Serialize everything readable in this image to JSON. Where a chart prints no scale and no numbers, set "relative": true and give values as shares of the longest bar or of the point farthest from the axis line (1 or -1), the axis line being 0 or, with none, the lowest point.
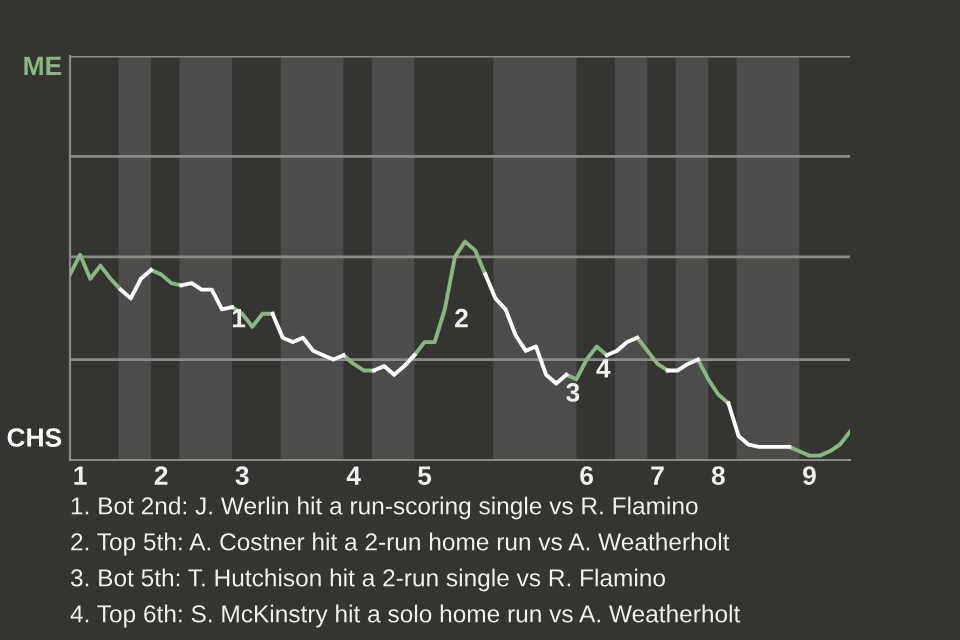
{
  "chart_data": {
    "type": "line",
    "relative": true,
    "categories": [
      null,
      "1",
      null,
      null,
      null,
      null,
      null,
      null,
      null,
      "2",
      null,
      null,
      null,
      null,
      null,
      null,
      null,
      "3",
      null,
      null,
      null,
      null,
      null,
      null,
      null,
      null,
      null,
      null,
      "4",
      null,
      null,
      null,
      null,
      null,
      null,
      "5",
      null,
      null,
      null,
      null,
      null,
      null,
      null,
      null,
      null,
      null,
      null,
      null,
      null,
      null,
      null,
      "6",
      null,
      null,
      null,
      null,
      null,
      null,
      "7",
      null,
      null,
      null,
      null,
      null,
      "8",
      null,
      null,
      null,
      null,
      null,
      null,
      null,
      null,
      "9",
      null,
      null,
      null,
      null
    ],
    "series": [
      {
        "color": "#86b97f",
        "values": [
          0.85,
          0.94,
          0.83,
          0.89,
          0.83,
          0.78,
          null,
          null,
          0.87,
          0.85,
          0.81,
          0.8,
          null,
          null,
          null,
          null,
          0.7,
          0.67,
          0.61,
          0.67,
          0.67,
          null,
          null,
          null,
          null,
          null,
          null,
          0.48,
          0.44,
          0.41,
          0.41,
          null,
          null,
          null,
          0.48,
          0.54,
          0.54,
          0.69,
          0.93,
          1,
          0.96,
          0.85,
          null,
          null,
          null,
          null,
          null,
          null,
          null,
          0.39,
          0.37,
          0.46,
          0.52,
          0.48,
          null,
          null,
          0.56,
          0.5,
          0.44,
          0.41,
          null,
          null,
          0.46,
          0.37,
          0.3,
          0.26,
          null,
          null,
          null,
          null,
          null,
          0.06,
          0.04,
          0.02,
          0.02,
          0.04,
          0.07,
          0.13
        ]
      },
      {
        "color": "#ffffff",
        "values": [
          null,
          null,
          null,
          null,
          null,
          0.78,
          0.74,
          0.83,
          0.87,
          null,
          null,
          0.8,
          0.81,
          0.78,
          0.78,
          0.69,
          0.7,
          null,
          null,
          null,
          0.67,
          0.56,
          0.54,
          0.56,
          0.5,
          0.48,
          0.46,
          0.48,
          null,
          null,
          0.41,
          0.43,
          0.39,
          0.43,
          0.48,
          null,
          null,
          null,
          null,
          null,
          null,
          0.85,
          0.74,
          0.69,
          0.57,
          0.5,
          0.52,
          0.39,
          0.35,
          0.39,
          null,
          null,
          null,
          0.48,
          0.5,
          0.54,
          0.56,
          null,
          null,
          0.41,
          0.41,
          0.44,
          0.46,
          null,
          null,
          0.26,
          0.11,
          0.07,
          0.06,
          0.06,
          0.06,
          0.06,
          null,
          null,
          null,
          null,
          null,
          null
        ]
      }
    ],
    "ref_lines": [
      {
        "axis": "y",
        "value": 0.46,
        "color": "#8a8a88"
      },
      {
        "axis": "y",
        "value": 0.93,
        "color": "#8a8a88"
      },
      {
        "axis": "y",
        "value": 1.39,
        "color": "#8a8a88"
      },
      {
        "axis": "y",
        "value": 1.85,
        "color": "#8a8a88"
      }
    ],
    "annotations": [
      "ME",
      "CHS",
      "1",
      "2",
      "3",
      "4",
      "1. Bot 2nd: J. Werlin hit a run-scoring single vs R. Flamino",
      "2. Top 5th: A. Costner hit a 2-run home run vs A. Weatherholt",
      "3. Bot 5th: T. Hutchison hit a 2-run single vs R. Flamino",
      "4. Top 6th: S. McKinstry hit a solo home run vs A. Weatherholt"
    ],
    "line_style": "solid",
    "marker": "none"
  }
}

__________________________________________________

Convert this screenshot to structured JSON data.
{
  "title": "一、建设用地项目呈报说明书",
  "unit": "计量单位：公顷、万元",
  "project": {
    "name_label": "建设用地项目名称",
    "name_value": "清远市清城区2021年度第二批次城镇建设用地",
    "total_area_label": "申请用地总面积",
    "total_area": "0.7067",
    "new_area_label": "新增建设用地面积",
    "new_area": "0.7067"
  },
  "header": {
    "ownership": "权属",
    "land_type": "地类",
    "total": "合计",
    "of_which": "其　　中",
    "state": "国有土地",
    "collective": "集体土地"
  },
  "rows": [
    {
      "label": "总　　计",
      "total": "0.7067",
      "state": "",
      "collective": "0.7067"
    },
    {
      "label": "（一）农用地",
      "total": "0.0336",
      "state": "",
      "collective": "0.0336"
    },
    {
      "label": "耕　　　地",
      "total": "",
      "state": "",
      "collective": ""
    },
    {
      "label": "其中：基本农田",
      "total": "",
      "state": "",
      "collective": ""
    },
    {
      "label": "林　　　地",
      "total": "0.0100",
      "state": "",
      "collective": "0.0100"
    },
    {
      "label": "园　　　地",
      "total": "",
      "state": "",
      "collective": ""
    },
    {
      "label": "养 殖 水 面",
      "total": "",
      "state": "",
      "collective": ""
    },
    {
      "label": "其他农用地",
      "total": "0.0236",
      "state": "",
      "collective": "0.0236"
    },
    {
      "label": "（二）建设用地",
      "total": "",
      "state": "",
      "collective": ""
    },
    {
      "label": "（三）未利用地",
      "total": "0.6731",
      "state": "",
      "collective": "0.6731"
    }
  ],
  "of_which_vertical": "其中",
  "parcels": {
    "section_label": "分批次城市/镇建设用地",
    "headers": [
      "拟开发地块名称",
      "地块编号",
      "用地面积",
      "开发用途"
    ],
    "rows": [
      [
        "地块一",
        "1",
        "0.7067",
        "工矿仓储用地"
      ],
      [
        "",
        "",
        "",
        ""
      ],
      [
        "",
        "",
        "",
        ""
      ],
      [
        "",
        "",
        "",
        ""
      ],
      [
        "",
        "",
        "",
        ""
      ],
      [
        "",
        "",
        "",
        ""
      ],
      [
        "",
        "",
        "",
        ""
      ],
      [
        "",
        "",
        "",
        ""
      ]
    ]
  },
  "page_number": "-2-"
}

__________________________________________________

Your goal:
List all lines above in which the string "Weatherholt" appears.

Task solution:
      "2. Top 5th: A. Costner hit a 2-run home run vs A. Weatherholt",
      "4. Top 6th: S. McKinstry hit a solo home run vs A. Weatherholt"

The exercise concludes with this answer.